### [READING TEXT]
■ ■ ■
ETL & SQL

Execute SQL queries and data operations directly in your workflows.

Supported Databases

Database	Executor Type	Description
PostgreSQL	`postgres`	Full-featured PostgreSQL support with advisory locks
SQLite	`sqlite`	Lightweight embedded database with file locking

Basic Usage

yaml

secrets:
  - name: DB_PASSWORD
    provider: env           # Read from environment variable
    key: POSTGRES_PASSWORD  # Source variable name

steps:
  - name: query-users
    type: postgres
    config:
      dsn: "postgres://user:${DB_PASSWORD}@localhost:5432/mydb"
    command: "SELECT id, name, email FROM users WHERE active = true"
    output: USERS  # Capture results to variable

Output Destination

Query results are written to stdout by default. Use output: VAR_NAME to capture results into an environment variable for use in subsequent steps. For large results, use streaming: true with output_file to write directly to a file.

Secrets

Secrets are automatically masked in logs. Use provider: file for Kubernetes/Docker secrets. See Secrets for details.

Key Features

Parameterized queries - Prevent SQL injection with named or positional parameters
Transactions - Wrap operations in transactions with configurable isolation levels
Data import - Import CSV, TSV, or JSONL files into database tables
Output formats - Export results as JSONL, JSON, or CSV
Streaming - Handle large result sets by streaming to files
Locking - Advisory locks (PostgreSQL) and file locks (SQLite) for distributed workflows

Configuration Reference

Connection

Field	Type	Default	Description
`dsn`	string	required	Database connection string

Connection Pooling

Connection pooling is not configurable per-step:

Non-worker mode: Uses fixed defaults (1 connection per step)
Worker mode (shared-nothing): Managed by global pool configuration at the worker level

For distributed workers running multiple concurrent DAGs, configure PostgreSQL connection pooling via worker.postgres_pool to prevent connection exhaustion.
■ ■ ■
### [MATERIAL FOR THIS TASK]
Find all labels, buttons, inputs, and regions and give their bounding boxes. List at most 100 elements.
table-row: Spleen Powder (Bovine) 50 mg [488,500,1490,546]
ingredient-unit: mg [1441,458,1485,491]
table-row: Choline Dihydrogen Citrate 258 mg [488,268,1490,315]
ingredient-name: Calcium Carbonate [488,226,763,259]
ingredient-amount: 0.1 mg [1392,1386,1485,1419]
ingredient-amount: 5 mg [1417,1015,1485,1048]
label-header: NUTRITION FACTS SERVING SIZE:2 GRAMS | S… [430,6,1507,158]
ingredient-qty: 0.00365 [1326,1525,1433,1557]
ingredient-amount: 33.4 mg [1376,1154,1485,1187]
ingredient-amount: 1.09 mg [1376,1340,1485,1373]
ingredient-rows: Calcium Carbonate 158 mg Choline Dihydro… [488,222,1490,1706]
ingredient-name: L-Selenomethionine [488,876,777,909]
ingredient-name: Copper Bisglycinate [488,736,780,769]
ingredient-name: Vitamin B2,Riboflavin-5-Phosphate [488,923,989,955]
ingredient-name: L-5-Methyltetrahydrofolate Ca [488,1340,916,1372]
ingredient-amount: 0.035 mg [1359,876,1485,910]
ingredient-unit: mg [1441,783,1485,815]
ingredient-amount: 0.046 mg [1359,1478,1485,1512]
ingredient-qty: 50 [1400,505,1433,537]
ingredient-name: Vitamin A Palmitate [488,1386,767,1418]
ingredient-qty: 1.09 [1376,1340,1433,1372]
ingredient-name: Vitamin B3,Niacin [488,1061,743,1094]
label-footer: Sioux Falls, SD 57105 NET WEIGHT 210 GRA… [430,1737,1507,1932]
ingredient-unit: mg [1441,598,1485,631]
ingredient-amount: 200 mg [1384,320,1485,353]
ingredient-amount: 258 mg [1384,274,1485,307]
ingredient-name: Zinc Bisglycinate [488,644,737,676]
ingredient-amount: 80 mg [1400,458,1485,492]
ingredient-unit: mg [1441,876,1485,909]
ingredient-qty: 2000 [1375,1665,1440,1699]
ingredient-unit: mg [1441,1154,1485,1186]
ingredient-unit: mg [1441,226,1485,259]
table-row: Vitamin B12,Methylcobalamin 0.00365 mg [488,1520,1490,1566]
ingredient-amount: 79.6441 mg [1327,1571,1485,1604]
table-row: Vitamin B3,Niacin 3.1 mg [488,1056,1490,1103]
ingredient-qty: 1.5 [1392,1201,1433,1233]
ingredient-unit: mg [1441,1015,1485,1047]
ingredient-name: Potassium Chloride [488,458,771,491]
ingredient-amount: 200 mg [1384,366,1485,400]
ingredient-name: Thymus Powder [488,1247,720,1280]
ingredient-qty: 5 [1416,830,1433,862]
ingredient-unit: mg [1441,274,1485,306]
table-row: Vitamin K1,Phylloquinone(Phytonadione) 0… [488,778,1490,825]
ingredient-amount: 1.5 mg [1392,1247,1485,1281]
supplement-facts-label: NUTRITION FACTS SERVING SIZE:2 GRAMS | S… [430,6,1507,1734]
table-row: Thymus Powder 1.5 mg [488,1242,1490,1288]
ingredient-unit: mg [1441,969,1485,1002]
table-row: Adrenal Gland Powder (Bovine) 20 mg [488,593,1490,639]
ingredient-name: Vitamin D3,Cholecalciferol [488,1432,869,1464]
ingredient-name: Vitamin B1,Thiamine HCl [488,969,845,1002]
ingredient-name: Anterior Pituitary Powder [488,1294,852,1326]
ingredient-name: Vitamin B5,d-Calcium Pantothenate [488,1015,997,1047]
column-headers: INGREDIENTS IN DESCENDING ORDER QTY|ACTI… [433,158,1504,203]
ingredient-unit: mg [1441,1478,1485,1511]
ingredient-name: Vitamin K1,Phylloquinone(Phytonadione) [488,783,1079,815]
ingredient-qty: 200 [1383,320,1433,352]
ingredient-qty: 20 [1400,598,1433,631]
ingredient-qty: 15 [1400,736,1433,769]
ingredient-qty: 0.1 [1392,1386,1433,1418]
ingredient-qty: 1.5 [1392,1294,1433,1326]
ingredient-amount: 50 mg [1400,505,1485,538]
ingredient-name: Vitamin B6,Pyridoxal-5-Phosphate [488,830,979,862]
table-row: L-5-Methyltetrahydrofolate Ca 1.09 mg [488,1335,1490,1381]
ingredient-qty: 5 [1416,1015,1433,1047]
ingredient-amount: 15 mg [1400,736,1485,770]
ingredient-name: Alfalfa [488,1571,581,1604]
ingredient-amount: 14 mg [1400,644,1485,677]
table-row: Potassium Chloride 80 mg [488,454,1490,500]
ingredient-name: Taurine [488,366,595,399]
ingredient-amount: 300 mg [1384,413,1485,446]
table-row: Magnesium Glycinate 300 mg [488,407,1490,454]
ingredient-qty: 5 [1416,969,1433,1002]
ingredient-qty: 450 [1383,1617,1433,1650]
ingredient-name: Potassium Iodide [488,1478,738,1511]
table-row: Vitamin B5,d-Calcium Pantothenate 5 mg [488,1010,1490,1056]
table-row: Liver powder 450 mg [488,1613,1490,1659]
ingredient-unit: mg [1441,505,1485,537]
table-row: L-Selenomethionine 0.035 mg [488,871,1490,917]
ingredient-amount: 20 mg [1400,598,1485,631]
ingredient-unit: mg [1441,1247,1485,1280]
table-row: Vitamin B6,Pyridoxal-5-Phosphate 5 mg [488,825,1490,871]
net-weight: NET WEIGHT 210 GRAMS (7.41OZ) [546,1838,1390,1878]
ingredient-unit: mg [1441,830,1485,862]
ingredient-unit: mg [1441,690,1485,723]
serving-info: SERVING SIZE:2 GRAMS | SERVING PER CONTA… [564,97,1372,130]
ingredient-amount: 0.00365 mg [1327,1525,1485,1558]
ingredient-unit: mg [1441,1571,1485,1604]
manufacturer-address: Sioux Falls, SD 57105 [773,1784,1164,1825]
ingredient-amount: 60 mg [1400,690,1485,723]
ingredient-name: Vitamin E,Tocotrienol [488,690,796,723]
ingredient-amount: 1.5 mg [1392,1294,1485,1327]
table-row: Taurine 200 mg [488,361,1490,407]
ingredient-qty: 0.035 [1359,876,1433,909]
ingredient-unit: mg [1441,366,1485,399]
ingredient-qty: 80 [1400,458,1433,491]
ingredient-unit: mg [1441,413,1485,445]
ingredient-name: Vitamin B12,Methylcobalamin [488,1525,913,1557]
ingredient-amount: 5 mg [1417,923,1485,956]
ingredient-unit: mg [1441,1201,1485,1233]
■ ■ ■
### [GOAL 1]
List the names of the key features described on the ETL and SQL page.
### [GOAL 2]
Please rewrite the records as a numbered list, starting at their first line and ending after the line that contains "ingredient-amount: 5 mg [1417,1015,1485,1048]". Leave out any blank lines.
The ETL and SQL page and the records are separate, unrelated material.

### [FINISHED ANSWER 1]
- Parameterized queries
- Transactions
- Data import
- Output formats
- Streaming
- Locking

### [FINISHED ANSWER 2]
1. Find all labels, buttons, inputs, and regions and give their bounding boxes. List at most 100 elements.
2. table-row: Spleen Powder (Bovine) 50 mg [488,500,1490,546]
3. ingredient-unit: mg [1441,458,1485,491]
4. table-row: Choline Dihydrogen Citrate 258 mg [488,268,1490,315]
5. ingredient-name: Calcium Carbonate [488,226,763,259]
6. ingredient-amount: 0.1 mg [1392,1386,1485,1419]
7. ingredient-amount: 5 mg [1417,1015,1485,1048]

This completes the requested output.